Entries provided ▸
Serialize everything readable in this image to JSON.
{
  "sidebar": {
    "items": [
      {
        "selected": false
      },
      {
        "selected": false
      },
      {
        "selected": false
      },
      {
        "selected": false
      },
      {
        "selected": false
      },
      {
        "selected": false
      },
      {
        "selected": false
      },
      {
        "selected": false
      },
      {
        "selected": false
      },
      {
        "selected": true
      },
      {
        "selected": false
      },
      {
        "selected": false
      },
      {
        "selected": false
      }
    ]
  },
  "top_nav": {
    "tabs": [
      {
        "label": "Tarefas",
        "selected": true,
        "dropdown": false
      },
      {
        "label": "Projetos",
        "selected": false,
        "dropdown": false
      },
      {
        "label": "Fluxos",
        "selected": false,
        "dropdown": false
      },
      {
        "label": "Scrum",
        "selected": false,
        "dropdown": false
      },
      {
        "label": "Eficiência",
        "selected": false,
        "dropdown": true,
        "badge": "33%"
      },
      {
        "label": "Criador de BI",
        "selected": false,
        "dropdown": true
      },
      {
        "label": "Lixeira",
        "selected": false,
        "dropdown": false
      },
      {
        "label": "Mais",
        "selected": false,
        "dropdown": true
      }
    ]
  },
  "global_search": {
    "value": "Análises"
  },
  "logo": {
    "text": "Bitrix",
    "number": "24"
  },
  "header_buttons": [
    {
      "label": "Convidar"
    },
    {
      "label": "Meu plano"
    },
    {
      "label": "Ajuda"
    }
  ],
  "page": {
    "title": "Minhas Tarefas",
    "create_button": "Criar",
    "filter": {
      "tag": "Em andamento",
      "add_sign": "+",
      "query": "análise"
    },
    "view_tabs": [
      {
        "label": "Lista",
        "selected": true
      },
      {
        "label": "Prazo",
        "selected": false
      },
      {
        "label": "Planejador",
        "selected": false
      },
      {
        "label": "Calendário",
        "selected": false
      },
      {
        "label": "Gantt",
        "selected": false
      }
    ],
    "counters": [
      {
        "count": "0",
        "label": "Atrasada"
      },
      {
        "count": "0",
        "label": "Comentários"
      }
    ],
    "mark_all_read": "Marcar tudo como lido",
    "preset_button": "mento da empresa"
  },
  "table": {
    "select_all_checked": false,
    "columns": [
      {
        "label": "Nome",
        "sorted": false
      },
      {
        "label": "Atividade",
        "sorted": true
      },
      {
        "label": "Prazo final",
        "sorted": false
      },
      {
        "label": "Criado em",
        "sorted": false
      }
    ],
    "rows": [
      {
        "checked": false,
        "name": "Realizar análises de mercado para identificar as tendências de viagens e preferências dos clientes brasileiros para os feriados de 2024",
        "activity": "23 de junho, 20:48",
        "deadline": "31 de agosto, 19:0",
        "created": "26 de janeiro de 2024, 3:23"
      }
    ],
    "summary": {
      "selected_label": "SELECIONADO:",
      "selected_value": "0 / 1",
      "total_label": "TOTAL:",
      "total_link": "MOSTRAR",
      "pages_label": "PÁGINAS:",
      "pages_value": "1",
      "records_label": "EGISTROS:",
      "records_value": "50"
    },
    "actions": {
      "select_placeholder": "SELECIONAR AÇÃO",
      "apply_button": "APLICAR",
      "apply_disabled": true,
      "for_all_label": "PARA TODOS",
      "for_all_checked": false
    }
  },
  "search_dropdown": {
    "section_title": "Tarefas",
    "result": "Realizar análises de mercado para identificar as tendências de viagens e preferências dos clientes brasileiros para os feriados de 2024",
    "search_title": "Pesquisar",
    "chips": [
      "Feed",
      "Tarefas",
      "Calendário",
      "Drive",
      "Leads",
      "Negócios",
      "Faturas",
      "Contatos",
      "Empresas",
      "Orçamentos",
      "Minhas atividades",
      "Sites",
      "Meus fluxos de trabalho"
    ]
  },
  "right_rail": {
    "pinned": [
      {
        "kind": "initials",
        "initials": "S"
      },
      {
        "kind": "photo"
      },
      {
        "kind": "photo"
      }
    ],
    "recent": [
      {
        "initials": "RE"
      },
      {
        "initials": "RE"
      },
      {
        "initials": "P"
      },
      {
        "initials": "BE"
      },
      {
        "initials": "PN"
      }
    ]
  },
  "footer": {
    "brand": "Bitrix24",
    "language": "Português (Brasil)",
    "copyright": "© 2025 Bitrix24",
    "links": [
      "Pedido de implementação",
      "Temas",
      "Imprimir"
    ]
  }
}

Work required ▸ Go through the material line by line. Show each line that contains the string "feriados".

The output ▸
        "name": "Realizar análises de mercado para identificar as tendências de viagens e preferências dos clientes brasileiros para os feriados de 2024",
    "result": "Realizar análises de mercado para identificar as tendências de viagens e preferências dos clientes brasileiros para os feriados de 2024",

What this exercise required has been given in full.